**THE EXERCISE:** Take the data that follows and retype it word for word.

**GIVEN INFORMATION:**

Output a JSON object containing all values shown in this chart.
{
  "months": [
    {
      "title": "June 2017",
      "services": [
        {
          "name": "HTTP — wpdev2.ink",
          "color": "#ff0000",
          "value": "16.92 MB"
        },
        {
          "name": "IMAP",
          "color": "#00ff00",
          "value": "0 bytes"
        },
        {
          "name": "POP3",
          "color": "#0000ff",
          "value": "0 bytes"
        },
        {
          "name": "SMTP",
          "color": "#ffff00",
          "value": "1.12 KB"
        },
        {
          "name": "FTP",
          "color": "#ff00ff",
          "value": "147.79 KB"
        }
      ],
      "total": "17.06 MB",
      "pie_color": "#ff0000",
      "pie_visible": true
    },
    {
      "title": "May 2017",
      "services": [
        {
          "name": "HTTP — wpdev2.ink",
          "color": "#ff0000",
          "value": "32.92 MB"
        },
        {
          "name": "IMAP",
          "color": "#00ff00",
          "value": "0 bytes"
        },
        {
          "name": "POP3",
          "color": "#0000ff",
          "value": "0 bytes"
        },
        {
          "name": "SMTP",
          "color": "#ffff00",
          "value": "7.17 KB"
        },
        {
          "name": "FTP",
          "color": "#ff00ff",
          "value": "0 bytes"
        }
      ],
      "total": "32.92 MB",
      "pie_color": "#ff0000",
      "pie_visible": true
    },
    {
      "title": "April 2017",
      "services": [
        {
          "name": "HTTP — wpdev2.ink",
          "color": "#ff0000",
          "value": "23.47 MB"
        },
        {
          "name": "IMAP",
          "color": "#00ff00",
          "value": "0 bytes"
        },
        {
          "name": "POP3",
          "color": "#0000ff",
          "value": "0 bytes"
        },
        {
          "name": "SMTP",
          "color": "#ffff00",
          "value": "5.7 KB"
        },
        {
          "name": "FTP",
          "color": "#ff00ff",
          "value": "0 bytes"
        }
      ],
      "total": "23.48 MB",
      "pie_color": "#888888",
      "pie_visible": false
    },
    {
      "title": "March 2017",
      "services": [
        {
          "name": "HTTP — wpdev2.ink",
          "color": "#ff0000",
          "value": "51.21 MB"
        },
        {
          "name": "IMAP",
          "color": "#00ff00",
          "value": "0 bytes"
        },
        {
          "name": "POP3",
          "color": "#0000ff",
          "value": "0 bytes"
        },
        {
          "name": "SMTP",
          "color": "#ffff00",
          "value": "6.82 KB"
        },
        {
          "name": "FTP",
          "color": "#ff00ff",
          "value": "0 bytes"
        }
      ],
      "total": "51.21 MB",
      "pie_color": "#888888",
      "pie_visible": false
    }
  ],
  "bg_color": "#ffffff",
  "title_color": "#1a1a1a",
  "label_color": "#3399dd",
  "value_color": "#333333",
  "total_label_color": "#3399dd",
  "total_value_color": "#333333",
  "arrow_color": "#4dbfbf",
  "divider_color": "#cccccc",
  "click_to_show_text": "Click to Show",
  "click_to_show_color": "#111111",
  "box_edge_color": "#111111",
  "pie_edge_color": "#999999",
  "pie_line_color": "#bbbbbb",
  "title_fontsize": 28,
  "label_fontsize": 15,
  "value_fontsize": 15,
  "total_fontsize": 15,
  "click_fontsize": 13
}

**COMPLETED TASK:**
Output a JSON object containing all values shown in this chart.
{
  "months": [
    {
      "title": "June 2017",
      "services": [
        {
          "name": "HTTP — wpdev2.ink",
          "color": "#ff0000",
          "value": "16.92 MB"
        },
        {
          "name": "IMAP",
          "color": "#00ff00",
          "value": "0 bytes"
        },
        {
          "name": "POP3",
          "color": "#0000ff",
          "value": "0 bytes"
        },
        {
          "name": "SMTP",
          "color": "#ffff00",
          "value": "1.12 KB"
        },
        {
          "name": "FTP",
          "color": "#ff00ff",
          "value": "147.79 KB"
        }
      ],
      "total": "17.06 MB",
      "pie_color": "#ff0000",
      "pie_visible": true
    },
    {
      "title": "May 2017",
      "services": [
        {
          "name": "HTTP — wpdev2.ink",
          "color": "#ff0000",
          "value": "32.92 MB"
        },
        {
          "name": "IMAP",
          "color": "#00ff00",
          "value": "0 bytes"
        },
        {
          "name": "POP3",
          "color": "#0000ff",
          "value": "0 bytes"
        },
        {
          "name": "SMTP",
          "color": "#ffff00",
          "value": "7.17 KB"
        },
        {
          "name": "FTP",
          "color": "#ff00ff",
          "value": "0 bytes"
        }
      ],
      "total": "32.92 MB",
      "pie_color": "#ff0000",
      "pie_visible": true
    },
    {
      "title": "April 2017",
      "services": [
        {
          "name": "HTTP — wpdev2.ink",
          "color": "#ff0000",
          "value": "23.47 MB"
        },
        {
          "name": "IMAP",
          "color": "#00ff00",
          "value": "0 bytes"
        },
        {
          "name": "POP3",
          "color": "#0000ff",
          "value": "0 bytes"
        },
        {
          "name": "SMTP",
          "color": "#ffff00",
          "value": "5.7 KB"
        },
        {
          "name": "FTP",
          "color": "#ff00ff",
          "value": "0 bytes"
        }
      ],
      "total": "23.48 MB",
      "pie_color": "#888888",
      "pie_visible": false
    },
    {
      "title": "March 2017",
      "services": [
        {
          "name": "HTTP — wpdev2.ink",
          "color": "#ff0000",
          "value": "51.21 MB"
        },
        {
          "name": "IMAP",
          "color": "#00ff00",
          "value": "0 bytes"
        },
        {
          "name": "POP3",
          "color": "#0000ff",
          "value": "0 bytes"
        },
        {
          "name": "SMTP",
          "color": "#ffff00",
          "value": "6.82 KB"
        },
        {
          "name": "FTP",
          "color": "#ff00ff",
          "value": "0 bytes"
        }
      ],
      "total": "51.21 MB",
      "pie_color": "#888888",
      "pie_visible": false
    }
  ],
  "bg_color": "#ffffff",
  "title_color": "#1a1a1a",
  "label_color": "#3399dd",
  "value_color": "#333333",
  "total_label_color": "#3399dd",
  "total_value_color": "#333333",
  "arrow_color": "#4dbfbf",
  "divider_color": "#cccccc",
  "click_to_show_text": "Click to Show",
  "click_to_show_color": "#111111",
  "box_edge_color": "#111111",
  "pie_edge_color": "#999999",
  "pie_line_color": "#bbbbbb",
  "title_fontsize": 28,
  "label_fontsize": 15,
  "value_fontsize": 15,
  "total_fontsize": 15,
  "click_fontsize": 13
}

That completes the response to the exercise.